**Document section:**

Example (handle a parse failure by falling back to a default):

# Incan uses a match expression to handle errors, instead of a try-except block (like Python)
match int(user_input):
    Ok(v) => value = v
    Err(_) => value = 0

Generated as:

let value = match user_input.parse::<i64>() {
    Ok(v) => v,
    Err(_) => 0,
};

Note: this is where Incan is deliberately more rust-like than Python.

Specific Improvements

Dict Access

  • d[key]
    • Current:
.get(...).expect("KeyError: key not found in dict").clone()
- **Proposed**:
.get(...).unwrap_or_else(|| panic!("KeyError: key not found in dict")).clone()
- **Note**: string-literal keys include the key in the message today.
  • d.get(key)
    • Proposed:
.get(&k).cloned() // -> Option<V>
  • d.get(key, default)
    • Proposed:
.get(&k).cloned().unwrap_or(default)

String Parsing

  • int(s)
    • Current: depends on input form
      • string literal:
.parse::<i64>().expect("ValueError: ...")
    - known `String` variable:
.parse::<i64>().unwrap_or_else(|_| panic!("ValueError: ...", s))
    - non-string:
(x as i64)
- **Proposed**: parse strings with a `ValueError` message; cast non-strings for performance.
  • float(s)
    • Current: depends on input form
      • string literal:
.parse::<f64>().expect("ValueError: ...")
    - known `String` variable:
.parse::<f64>().unwrap_or_else(|_| panic!("ValueError: ...", s))
    - non-string:
(x as f64)
- **Proposed**: parse strings with a `ValueError` message; cast non-strings for performance.

List Operations

  • list[i]
    • Current (panics with Rust bounds message today):
vec[(i as usize)].clone()
- **Proposed**:
vec.get(i as usize)
    .cloned()
    .unwrap_or_else(|| panic!("IndexError: index {} out of range for list of length {}", i, vec.len()))
  • list.index(v)
    • Current:
__incan_list_find_index(&vec, &v).expect("ValueError: value not found in list")
- **Proposed**:
__incan_list_find_index(&vec, &v).unwrap_or_else(|| panic!("ValueError: value not found in list"))

**Apply what you read:**
1. Answer these from the Incan section above, marking each answer with its letter:
(a) What does Incan use to handle errors instead of a try-except block?
(b) What Rust code is proposed for d.get(key, default)?
(c) What error message does the current code for list.index(v) use?
2. Please retype the Incan section above, starting at "Example (handle a" and ending at "block (like Python)".

**Input data:**
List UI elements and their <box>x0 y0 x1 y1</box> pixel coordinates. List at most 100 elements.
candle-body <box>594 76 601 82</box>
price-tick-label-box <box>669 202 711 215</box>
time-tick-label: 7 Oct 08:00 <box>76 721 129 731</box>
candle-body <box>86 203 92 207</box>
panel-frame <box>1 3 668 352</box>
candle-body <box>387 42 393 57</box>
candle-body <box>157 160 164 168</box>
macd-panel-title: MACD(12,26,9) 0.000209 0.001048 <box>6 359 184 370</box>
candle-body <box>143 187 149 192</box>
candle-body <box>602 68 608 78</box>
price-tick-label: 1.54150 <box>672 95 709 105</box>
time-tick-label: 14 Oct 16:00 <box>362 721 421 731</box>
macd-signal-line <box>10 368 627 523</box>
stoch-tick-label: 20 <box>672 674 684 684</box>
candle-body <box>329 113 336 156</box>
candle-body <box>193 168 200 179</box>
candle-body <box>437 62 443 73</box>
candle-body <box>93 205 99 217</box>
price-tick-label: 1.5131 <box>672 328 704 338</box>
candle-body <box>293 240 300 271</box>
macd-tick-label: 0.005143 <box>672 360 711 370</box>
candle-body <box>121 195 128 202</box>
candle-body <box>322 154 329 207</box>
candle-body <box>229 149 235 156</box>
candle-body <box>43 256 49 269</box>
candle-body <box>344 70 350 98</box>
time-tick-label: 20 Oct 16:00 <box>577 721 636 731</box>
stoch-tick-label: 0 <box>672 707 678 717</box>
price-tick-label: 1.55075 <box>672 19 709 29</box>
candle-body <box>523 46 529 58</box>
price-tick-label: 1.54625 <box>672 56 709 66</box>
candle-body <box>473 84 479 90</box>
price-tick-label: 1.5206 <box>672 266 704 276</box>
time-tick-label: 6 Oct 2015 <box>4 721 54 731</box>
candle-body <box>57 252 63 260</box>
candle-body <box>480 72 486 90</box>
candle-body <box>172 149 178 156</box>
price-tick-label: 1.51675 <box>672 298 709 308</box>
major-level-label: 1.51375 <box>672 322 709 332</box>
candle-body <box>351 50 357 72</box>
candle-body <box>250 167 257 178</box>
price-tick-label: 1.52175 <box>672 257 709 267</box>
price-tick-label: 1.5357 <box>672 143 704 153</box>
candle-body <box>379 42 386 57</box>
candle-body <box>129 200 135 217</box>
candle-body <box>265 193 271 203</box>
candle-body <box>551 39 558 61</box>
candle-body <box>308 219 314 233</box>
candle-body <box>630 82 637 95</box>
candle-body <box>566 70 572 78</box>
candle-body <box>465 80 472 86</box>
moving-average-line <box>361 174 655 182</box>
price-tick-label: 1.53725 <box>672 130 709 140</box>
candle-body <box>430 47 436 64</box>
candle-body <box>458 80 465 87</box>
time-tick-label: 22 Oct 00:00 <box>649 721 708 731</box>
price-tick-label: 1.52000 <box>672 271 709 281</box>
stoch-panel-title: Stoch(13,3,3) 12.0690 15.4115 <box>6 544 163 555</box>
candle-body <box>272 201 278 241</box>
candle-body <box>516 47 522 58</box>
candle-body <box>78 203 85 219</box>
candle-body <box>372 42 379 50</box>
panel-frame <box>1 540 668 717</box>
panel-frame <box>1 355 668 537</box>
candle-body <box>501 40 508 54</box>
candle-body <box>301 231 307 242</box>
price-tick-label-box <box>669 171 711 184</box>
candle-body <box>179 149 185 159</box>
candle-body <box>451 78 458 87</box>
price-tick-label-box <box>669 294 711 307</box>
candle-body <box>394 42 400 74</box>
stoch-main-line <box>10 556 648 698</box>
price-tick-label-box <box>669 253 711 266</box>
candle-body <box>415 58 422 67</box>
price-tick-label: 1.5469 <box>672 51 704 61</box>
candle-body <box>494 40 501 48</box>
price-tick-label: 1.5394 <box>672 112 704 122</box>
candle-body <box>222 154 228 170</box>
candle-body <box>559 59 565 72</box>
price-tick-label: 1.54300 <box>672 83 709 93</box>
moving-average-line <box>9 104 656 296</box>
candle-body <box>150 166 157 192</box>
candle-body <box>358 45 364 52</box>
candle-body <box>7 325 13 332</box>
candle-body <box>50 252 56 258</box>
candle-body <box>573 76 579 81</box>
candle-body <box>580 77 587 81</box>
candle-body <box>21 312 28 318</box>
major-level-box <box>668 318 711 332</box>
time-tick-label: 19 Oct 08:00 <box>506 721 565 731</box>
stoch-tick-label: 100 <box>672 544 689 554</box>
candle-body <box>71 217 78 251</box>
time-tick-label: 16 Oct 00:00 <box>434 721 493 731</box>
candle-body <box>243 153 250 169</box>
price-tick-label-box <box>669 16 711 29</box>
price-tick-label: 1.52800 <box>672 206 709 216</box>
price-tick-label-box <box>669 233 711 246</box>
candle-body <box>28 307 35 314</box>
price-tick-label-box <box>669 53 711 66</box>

**Answer set:**
1.
(a) A match expression.
(b) .get(&k).cloned().unwrap_or(default)
(c) "ValueError: value not found in list"

2.
Example (handle a parse failure by falling back to a default):

# Incan uses a match expression to handle errors, instead of a try-except block (like Python)